Repeat the lines that follow, leaving nothing out.

*** Dataset excerpts ***

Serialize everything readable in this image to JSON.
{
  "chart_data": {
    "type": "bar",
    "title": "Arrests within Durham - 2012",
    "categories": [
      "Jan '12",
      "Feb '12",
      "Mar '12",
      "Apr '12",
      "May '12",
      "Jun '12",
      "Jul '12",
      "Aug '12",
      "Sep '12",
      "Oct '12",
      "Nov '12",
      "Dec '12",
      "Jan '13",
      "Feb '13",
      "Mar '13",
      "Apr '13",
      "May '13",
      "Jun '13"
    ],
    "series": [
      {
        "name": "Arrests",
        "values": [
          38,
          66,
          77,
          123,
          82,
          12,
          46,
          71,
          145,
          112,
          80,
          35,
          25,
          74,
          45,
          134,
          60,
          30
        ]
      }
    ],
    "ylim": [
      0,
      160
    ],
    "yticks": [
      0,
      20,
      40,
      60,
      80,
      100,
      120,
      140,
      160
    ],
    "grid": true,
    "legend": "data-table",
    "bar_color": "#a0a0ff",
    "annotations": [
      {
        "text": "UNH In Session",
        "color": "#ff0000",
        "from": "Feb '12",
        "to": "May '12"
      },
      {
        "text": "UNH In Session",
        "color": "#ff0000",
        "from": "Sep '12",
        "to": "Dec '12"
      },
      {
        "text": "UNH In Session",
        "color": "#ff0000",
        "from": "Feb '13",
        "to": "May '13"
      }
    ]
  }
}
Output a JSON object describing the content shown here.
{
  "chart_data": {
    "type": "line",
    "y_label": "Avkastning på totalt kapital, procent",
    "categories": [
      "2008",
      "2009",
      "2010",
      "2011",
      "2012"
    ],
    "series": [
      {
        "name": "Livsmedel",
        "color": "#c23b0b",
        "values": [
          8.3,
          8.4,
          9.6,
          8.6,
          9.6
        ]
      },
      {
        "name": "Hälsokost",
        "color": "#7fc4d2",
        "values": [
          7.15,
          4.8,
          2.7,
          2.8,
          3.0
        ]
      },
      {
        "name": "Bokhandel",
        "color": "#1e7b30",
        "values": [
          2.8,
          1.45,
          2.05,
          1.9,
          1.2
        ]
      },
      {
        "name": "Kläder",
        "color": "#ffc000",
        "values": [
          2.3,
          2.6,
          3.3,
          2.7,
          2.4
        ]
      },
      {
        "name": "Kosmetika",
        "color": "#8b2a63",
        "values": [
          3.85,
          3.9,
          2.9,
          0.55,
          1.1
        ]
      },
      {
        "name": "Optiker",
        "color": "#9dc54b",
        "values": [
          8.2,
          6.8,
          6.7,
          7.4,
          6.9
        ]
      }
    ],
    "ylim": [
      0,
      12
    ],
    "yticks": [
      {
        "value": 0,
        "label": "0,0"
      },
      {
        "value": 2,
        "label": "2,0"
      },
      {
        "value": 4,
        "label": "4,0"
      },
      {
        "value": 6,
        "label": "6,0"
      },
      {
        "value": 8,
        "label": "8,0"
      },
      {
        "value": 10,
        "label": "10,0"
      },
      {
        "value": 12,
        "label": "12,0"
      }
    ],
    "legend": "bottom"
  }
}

***

Task solution:
Serialize everything readable in this image to JSON.
{
  "chart_data": {
    "type": "bar",
    "title": "Arrests within Durham - 2012",
    "categories": [
      "Jan '12",
      "Feb '12",
      "Mar '12",
      "Apr '12",
      "May '12",
      "Jun '12",
      "Jul '12",
      "Aug '12",
      "Sep '12",
      "Oct '12",
      "Nov '12",
      "Dec '12",
      "Jan '13",
      "Feb '13",
      "Mar '13",
      "Apr '13",
      "May '13",
      "Jun '13"
    ],
    "series": [
      {
        "name": "Arrests",
        "values": [
          38,
          66,
          77,
          123,
          82,
          12,
          46,
          71,
          145,
          112,
          80,
          35,
          25,
          74,
          45,
          134,
          60,
          30
        ]
      }
    ],
    "ylim": [
      0,
      160
    ],
    "yticks": [
      0,
      20,
      40,
      60,
      80,
      100,
      120,
      140,
      160
    ],
    "grid": true,
    "legend": "data-table",
    "bar_color": "#a0a0ff",
    "annotations": [
      {
        "text": "UNH In Session",
        "color": "#ff0000",
        "from": "Feb '12",
        "to": "May '12"
      },
      {
        "text": "UNH In Session",
        "color": "#ff0000",
        "from": "Sep '12",
        "to": "Dec '12"
      },
      {
        "text": "UNH In Session",
        "color": "#ff0000",
        "from": "Feb '13",
        "to": "May '13"
      }
    ]
  }
}
Output a JSON object describing the content shown here.
{
  "chart_data": {
    "type": "line",
    "y_label": "Avkastning på totalt kapital, procent",
    "categories": [
      "2008",
      "2009",
      "2010",
      "2011",
      "2012"
    ],
    "series": [
      {
        "name": "Livsmedel",
        "color": "#c23b0b",
        "values": [
          8.3,
          8.4,
          9.6,
          8.6,
          9.6
        ]
      },
      {
        "name": "Hälsokost",
        "color": "#7fc4d2",
        "values": [
          7.15,
          4.8,
          2.7,
          2.8,
          3.0
        ]
      },
      {
        "name": "Bokhandel",
        "color": "#1e7b30",
        "values": [
          2.8,
          1.45,
          2.05,
          1.9,
          1.2
        ]
      },
      {
        "name": "Kläder",
        "color": "#ffc000",
        "values": [
          2.3,
          2.6,
          3.3,
          2.7,
          2.4
        ]
      },
      {
        "name": "Kosmetika",
        "color": "#8b2a63",
        "values": [
          3.85,
          3.9,
          2.9,
          0.55,
          1.1
        ]
      },
      {
        "name": "Optiker",
        "color": "#9dc54b",
        "values": [
          8.2,
          6.8,
          6.7,
          7.4,
          6.9
        ]
      }
    ],
    "ylim": [
      0,
      12
    ],
    "yticks": [
      {
        "value": 0,
        "label": "0,0"
      },
      {
        "value": 2,
        "label": "2,0"
      },
      {
        "value": 4,
        "label": "4,0"
      },
      {
        "value": 6,
        "label": "6,0"
      },
      {
        "value": 8,
        "label": "8,0"
      },
      {
        "value": 10,
        "label": "10,0"
      },
      {
        "value": 12,
        "label": "12,0"
      }
    ],
    "legend": "bottom"
  }
}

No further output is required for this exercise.